* Directions for this task
Restate each entry word for word, leaving nothing out.

* Data extract
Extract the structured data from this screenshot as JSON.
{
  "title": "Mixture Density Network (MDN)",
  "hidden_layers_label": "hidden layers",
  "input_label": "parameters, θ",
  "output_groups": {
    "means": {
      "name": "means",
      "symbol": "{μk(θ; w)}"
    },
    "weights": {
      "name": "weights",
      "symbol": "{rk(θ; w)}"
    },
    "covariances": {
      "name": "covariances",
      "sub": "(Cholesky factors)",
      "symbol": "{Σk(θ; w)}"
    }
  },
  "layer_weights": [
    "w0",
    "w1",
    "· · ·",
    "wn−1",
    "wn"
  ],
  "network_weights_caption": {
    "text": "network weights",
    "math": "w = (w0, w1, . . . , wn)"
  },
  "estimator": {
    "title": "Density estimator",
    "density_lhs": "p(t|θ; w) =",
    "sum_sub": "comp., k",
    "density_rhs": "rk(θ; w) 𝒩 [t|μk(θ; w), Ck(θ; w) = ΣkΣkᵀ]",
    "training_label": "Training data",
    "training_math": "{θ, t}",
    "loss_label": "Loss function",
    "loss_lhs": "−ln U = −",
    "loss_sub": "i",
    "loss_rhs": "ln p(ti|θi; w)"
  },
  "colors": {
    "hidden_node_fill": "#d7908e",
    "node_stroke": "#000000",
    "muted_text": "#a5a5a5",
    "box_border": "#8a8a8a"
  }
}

* Problem solution
Extract the structured data from this screenshot as JSON.
{
  "title": "Mixture Density Network (MDN)",
  "hidden_layers_label": "hidden layers",
  "input_label": "parameters, θ",
  "output_groups": {
    "means": {
      "name": "means",
      "symbol": "{μk(θ; w)}"
    },
    "weights": {
      "name": "weights",
      "symbol": "{rk(θ; w)}"
    },
    "covariances": {
      "name": "covariances",
      "sub": "(Cholesky factors)",
      "symbol": "{Σk(θ; w)}"
    }
  },
  "layer_weights": [
    "w0",
    "w1",
    "· · ·",
    "wn−1",
    "wn"
  ],
  "network_weights_caption": {
    "text": "network weights",
    "math": "w = (w0, w1, . . . , wn)"
  },
  "estimator": {
    "title": "Density estimator",
    "density_lhs": "p(t|θ; w) =",
    "sum_sub": "comp., k",
    "density_rhs": "rk(θ; w) 𝒩 [t|μk(θ; w), Ck(θ; w) = ΣkΣkᵀ]",
    "training_label": "Training data",
    "training_math": "{θ, t}",
    "loss_label": "Loss function",
    "loss_lhs": "−ln U = −",
    "loss_sub": "i",
    "loss_rhs": "ln p(ti|θi; w)"
  },
  "colors": {
    "hidden_node_fill": "#d7908e",
    "node_stroke": "#000000",
    "muted_text": "#a5a5a5",
    "box_border": "#8a8a8a"
  }
}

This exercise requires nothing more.